**** SUPPLIED DATA

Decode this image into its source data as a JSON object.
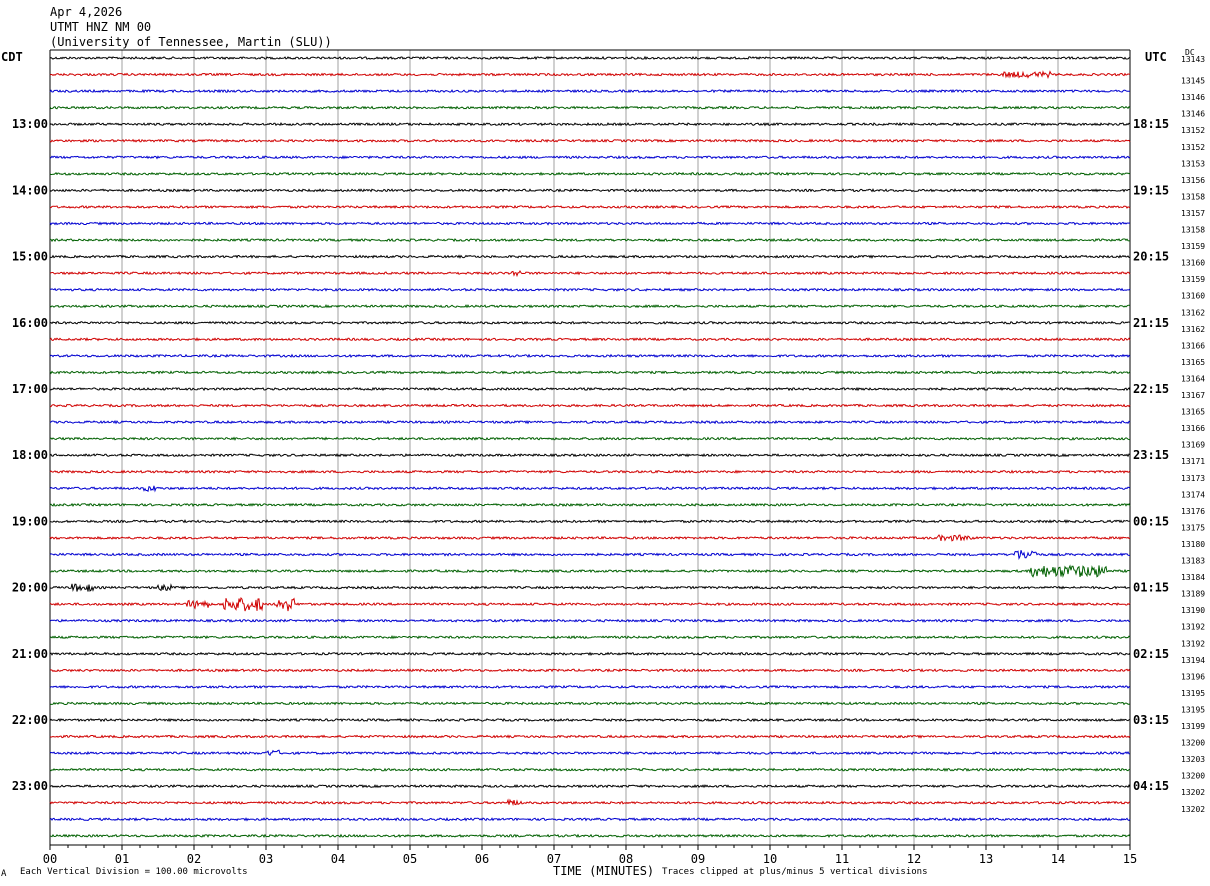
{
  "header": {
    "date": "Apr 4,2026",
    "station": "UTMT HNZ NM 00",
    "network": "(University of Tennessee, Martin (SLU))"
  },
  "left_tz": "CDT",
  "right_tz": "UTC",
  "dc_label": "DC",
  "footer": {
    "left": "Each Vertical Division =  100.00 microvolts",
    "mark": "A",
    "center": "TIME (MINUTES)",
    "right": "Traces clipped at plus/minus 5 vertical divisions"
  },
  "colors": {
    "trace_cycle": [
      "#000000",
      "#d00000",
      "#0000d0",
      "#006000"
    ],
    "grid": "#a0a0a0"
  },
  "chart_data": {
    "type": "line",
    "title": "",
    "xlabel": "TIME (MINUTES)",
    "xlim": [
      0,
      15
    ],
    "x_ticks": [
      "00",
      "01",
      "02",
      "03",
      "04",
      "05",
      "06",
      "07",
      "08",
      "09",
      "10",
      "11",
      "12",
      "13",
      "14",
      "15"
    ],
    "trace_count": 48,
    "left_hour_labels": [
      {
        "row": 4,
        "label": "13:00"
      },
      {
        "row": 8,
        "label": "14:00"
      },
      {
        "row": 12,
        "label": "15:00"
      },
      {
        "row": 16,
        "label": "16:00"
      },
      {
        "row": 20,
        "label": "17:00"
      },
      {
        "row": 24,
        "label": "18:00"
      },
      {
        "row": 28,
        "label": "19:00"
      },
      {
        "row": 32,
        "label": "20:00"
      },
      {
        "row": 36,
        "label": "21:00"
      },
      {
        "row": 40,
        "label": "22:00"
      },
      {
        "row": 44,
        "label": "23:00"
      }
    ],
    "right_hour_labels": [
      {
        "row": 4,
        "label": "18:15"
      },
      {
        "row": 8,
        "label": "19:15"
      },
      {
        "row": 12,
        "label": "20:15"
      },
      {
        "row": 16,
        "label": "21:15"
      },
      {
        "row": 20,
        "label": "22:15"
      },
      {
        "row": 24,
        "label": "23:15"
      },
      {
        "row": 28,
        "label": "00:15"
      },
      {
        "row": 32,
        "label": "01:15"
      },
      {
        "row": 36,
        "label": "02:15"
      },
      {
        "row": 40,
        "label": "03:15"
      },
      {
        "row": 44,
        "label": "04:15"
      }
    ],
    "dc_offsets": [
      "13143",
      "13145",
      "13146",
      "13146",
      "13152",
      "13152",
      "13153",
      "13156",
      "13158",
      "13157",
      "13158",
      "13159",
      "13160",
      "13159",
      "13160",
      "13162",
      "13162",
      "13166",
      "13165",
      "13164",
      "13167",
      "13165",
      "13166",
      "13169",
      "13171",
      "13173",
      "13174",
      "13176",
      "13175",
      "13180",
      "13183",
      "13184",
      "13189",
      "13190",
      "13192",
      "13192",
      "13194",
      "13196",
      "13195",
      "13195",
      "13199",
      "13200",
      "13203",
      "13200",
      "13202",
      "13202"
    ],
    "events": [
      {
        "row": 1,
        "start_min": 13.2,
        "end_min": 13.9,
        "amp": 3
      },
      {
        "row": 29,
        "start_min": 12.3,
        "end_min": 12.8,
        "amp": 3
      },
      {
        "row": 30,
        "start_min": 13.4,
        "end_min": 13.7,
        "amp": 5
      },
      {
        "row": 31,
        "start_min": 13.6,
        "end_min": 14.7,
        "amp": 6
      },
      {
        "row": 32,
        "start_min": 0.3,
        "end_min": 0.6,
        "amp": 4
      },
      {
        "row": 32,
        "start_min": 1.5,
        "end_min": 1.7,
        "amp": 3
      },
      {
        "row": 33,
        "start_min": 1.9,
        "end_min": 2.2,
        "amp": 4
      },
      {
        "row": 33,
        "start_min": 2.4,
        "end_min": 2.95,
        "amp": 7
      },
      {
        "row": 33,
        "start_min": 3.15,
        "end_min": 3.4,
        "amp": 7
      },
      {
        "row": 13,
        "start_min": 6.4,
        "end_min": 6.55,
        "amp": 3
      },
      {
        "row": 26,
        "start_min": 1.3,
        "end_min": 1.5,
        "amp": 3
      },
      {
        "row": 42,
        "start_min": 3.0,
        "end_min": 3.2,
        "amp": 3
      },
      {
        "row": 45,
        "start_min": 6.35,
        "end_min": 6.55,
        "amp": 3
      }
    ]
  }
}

********
**** SUPPLIED DATA

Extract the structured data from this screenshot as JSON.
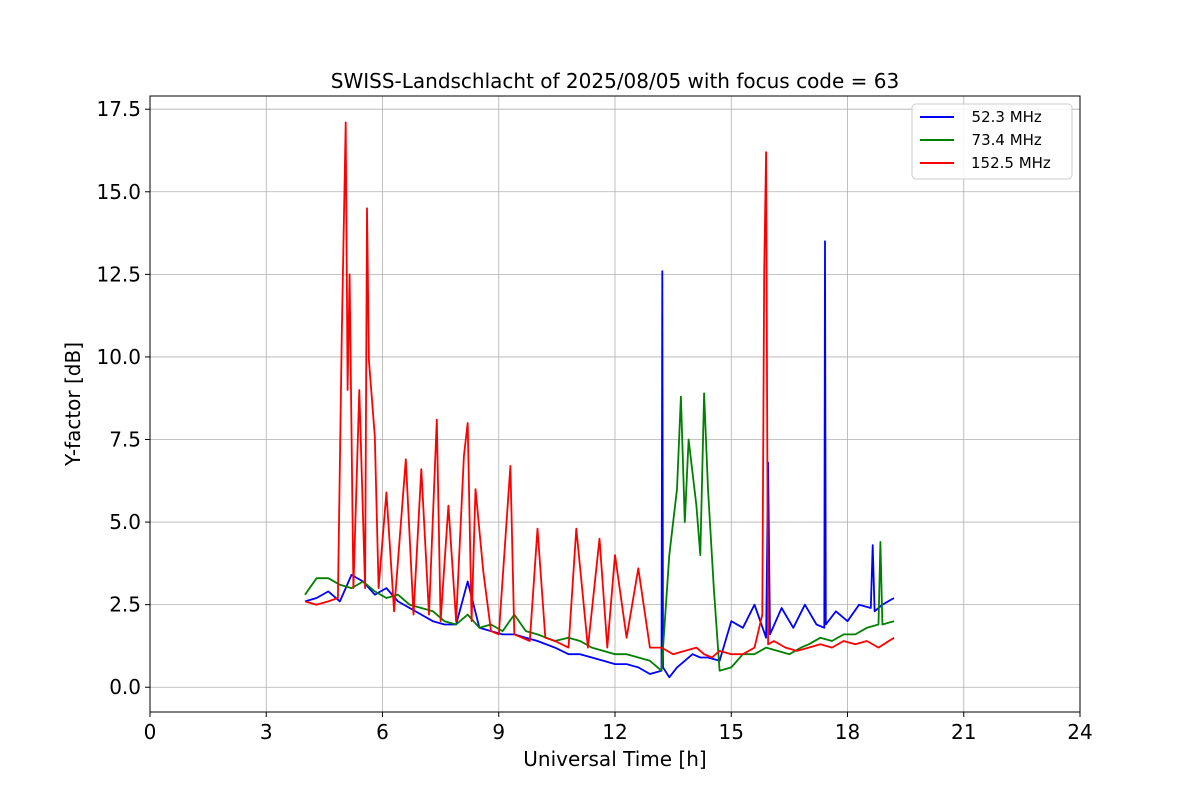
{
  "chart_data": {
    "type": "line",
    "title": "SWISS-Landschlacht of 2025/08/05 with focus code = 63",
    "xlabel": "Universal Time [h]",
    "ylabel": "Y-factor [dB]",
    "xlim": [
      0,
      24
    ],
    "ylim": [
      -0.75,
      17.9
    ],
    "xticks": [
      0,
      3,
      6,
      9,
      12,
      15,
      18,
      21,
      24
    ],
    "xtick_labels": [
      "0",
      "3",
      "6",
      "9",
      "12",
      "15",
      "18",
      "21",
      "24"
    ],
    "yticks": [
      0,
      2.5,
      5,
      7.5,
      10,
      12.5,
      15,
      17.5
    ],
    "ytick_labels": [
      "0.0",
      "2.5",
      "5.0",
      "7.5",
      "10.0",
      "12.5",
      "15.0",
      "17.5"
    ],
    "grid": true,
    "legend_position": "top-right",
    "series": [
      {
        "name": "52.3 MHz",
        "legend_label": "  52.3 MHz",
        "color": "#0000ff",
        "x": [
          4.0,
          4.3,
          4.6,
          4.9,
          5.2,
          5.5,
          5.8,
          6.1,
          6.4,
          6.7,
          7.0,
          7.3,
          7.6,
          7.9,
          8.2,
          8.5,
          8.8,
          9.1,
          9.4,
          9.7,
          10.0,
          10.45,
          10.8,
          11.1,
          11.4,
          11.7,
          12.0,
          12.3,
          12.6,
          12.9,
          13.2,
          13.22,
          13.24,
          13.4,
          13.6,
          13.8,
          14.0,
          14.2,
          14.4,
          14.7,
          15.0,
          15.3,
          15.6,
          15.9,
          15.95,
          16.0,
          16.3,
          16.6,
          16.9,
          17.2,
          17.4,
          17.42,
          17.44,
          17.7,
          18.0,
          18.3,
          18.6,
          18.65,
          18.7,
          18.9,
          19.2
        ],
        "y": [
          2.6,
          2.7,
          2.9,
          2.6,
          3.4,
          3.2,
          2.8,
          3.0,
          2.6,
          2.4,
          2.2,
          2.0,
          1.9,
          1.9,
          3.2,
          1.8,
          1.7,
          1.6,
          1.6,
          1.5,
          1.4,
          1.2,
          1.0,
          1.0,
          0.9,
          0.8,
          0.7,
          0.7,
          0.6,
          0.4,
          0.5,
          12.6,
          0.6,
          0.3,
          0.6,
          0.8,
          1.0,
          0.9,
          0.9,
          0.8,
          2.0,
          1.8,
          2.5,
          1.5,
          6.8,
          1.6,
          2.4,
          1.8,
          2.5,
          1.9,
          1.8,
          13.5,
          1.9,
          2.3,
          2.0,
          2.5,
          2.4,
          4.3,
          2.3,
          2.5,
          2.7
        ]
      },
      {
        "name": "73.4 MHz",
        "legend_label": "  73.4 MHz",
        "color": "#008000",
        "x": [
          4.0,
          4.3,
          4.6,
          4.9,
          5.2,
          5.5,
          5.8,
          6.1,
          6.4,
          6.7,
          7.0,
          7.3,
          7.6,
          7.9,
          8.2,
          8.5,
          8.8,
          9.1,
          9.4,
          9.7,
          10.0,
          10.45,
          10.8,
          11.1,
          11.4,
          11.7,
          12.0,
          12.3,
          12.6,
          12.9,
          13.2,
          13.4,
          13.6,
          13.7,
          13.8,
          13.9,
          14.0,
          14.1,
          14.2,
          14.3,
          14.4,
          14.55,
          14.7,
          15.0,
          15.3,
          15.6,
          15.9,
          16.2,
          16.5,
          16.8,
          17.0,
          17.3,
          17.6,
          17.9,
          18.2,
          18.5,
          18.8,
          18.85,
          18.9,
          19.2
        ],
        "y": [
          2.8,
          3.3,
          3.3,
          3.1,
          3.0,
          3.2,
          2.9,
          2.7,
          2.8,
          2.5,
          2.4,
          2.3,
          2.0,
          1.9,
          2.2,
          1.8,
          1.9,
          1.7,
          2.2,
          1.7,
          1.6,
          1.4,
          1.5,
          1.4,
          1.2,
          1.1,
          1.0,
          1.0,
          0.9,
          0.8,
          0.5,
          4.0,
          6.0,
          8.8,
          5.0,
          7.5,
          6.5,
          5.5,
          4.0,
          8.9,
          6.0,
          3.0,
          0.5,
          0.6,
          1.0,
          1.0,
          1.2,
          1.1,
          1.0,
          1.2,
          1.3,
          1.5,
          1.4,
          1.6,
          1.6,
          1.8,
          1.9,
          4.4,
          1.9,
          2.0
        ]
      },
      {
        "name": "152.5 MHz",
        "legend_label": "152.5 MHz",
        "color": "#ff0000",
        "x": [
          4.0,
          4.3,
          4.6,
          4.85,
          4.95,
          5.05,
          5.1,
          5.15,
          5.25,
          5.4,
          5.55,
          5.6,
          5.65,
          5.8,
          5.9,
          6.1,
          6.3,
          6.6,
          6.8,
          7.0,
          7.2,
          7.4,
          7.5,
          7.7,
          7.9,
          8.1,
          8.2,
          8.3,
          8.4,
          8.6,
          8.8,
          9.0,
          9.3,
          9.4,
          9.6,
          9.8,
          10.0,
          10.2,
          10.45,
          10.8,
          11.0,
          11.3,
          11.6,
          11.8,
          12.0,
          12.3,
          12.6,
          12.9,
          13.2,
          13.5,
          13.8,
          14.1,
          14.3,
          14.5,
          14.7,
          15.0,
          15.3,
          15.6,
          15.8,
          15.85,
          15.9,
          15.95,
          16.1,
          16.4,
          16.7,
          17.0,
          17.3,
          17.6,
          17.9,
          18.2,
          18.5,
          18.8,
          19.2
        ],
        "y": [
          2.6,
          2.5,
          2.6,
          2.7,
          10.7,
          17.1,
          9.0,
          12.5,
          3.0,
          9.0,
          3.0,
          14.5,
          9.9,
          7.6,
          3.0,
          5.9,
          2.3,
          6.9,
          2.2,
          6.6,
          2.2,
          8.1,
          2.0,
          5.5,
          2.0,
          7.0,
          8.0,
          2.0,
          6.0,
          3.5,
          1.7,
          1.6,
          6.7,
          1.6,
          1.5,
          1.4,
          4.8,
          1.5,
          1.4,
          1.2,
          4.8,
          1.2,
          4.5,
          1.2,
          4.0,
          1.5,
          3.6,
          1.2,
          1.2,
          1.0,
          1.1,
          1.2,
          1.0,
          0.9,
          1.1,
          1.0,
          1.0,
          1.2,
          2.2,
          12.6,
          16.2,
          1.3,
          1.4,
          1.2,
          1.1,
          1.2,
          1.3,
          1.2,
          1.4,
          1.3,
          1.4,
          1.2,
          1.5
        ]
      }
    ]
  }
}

********

■ THE REQUEST: Go through the records above and copy every line with the word "JSON".

■ RESPONSE TO THE EXERCISE:
Decode this image into its source data as a JSON object.
Extract the structured data from this screenshot as JSON.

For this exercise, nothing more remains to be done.